Items -
########

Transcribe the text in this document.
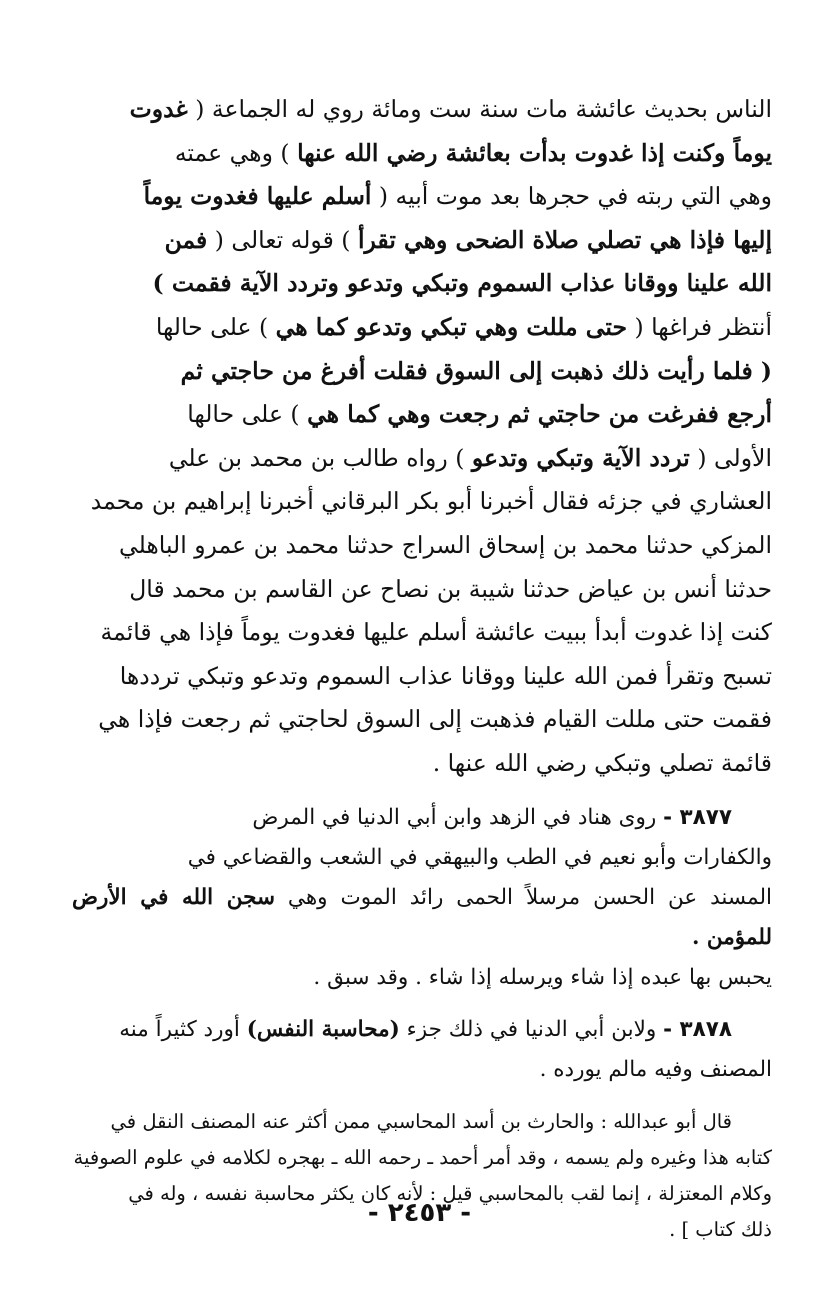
الناس بحديث عائشة مات سنة ست ومائة روي له الجماعة ( غدوت

يوماً وكنت إذا غدوت بدأت بعائشة رضي الله عنها ) وهي عمته

وهي التي ربته في حجرها بعد موت أبيه ( أسلم عليها فغدوت يوماً

إليها فإذا هي تصلي صلاة الضحى وهي تقرأ ) قوله تعالى ( فمن

الله علينا ووقانا عذاب السموم وتبكي وتدعو وتردد الآية فقمت )

أنتظر فراغها ( حتى مللت وهي تبكي وتدعو كما هي ) على حالها

( فلما رأيت ذلك ذهبت إلى السوق فقلت أفرغ من حاجتي ثم

أرجع ففرغت من حاجتي ثم رجعت وهي كما هي ) على حالها

الأولى ( تردد الآية وتبكي وتدعو ) رواه طالب بن محمد بن علي

العشاري في جزئه فقال أخبرنا أبو بكر البرقاني أخبرنا إبراهيم بن محمد

المزكي حدثنا محمد بن إسحاق السراج حدثنا محمد بن عمرو الباهلي

حدثنا أنس بن عياض حدثنا شيبة بن نصاح عن القاسم بن محمد قال

كنت إذا غدوت أبدأ ببيت عائشة أسلم عليها فغدوت يوماً فإذا هي قائمة

تسبح وتقرأ فمن الله علينا ووقانا عذاب السموم وتدعو وتبكي ترددها

فقمت حتى مللت القيام فذهبت إلى السوق لحاجتي ثم رجعت فإذا هي

قائمة تصلي وتبكي رضي الله عنها .

٣٨٧٧ - روى هناد في الزهد وابن أبي الدنيا في المرض

والكفارات وأبو نعيم في الطب والبيهقي في الشعب والقضاعي في

المسند عن الحسن مرسلاً الحمى رائد الموت وهي سجن الله في الأرض للمؤمن .

يحبس بها عبده إذا شاء ويرسله إذا شاء . وقد سبق .

٣٨٧٨ - ولابن أبي الدنيا في ذلك جزء (محاسبة النفس) أورد كثيراً منه

المصنف وفيه مالم يورده .

قال أبو عبدالله : والحارث بن أسد المحاسبي ممن أكثر عنه المصنف النقل في

كتابه هذا وغيره ولم يسمه ، وقد أمر أحمد ـ رحمه الله ـ بهجره لكلامه في علوم الصوفية

وكلام المعتزلة ، إنما لقب بالمحاسبي قيل : لأنه كان يكثر محاسبة نفسه ، وله في

ذلك كتاب ] .

- ٢٤٥٣ -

########

Set exercise - Quote all the lines above exactly as given. Do not include the pictures.

Output of the exercise -
Transcribe the text in this document.
الناس بحديث عائشة مات سنة ست ومائة روي له الجماعة ( غدوت

يوماً وكنت إذا غدوت بدأت بعائشة رضي الله عنها ) وهي عمته

وهي التي ربته في حجرها بعد موت أبيه ( أسلم عليها فغدوت يوماً

إليها فإذا هي تصلي صلاة الضحى وهي تقرأ ) قوله تعالى ( فمن

الله علينا ووقانا عذاب السموم وتبكي وتدعو وتردد الآية فقمت )

أنتظر فراغها ( حتى مللت وهي تبكي وتدعو كما هي ) على حالها

( فلما رأيت ذلك ذهبت إلى السوق فقلت أفرغ من حاجتي ثم

أرجع ففرغت من حاجتي ثم رجعت وهي كما هي ) على حالها

الأولى ( تردد الآية وتبكي وتدعو ) رواه طالب بن محمد بن علي

العشاري في جزئه فقال أخبرنا أبو بكر البرقاني أخبرنا إبراهيم بن محمد

المزكي حدثنا محمد بن إسحاق السراج حدثنا محمد بن عمرو الباهلي

حدثنا أنس بن عياض حدثنا شيبة بن نصاح عن القاسم بن محمد قال

كنت إذا غدوت أبدأ ببيت عائشة أسلم عليها فغدوت يوماً فإذا هي قائمة

تسبح وتقرأ فمن الله علينا ووقانا عذاب السموم وتدعو وتبكي ترددها

فقمت حتى مللت القيام فذهبت إلى السوق لحاجتي ثم رجعت فإذا هي

قائمة تصلي وتبكي رضي الله عنها .

٣٨٧٧ - روى هناد في الزهد وابن أبي الدنيا في المرض

والكفارات وأبو نعيم في الطب والبيهقي في الشعب والقضاعي في

المسند عن الحسن مرسلاً الحمى رائد الموت وهي سجن الله في الأرض للمؤمن .

يحبس بها عبده إذا شاء ويرسله إذا شاء . وقد سبق .

٣٨٧٨ - ولابن أبي الدنيا في ذلك جزء (محاسبة النفس) أورد كثيراً منه

المصنف وفيه مالم يورده .

قال أبو عبدالله : والحارث بن أسد المحاسبي ممن أكثر عنه المصنف النقل في

كتابه هذا وغيره ولم يسمه ، وقد أمر أحمد ـ رحمه الله ـ بهجره لكلامه في علوم الصوفية

وكلام المعتزلة ، إنما لقب بالمحاسبي قيل : لأنه كان يكثر محاسبة نفسه ، وله في

ذلك كتاب ] .

- ٢٤٥٣ -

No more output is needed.